▶ [Exercise details]
Identify the lines that contain the string "alloy" and copy all of them.

** Begin Records **

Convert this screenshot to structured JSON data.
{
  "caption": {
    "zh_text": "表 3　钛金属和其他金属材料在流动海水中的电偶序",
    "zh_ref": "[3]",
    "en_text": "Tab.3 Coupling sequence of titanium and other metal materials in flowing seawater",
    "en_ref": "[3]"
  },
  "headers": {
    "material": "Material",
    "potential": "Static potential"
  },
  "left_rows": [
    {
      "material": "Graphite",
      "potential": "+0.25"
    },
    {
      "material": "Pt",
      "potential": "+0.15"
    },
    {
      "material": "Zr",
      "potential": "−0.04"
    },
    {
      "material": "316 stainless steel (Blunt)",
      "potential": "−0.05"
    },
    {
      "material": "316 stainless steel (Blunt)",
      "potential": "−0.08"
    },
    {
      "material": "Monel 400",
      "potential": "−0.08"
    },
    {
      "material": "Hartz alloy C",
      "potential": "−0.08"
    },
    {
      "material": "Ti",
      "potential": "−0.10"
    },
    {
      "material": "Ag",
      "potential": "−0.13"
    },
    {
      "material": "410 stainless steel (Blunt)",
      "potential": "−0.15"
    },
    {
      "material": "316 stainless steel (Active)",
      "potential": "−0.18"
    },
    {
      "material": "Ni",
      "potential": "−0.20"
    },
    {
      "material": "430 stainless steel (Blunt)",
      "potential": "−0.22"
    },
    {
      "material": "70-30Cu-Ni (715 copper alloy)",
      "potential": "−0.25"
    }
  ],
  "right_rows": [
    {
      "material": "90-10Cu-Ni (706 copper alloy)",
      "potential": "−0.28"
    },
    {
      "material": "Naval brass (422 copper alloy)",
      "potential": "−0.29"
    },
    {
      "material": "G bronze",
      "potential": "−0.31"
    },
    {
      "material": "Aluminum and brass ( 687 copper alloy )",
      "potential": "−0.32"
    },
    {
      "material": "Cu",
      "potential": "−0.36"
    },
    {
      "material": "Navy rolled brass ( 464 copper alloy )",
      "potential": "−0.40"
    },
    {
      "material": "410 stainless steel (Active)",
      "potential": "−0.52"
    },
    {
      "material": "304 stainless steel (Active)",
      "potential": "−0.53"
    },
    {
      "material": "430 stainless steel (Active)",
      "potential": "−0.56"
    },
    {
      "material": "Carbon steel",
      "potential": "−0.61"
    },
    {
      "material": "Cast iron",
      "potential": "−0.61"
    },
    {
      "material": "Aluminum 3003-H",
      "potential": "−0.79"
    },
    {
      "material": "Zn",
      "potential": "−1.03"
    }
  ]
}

** End Records **

▶ [Solved problem]
      "material": "Hartz alloy C",
      "material": "70-30Cu-Ni (715 copper alloy)",
      "material": "90-10Cu-Ni (706 copper alloy)",
      "material": "Naval brass (422 copper alloy)",
      "material": "Aluminum and brass ( 687 copper alloy )",
      "material": "Navy rolled brass ( 464 copper alloy )",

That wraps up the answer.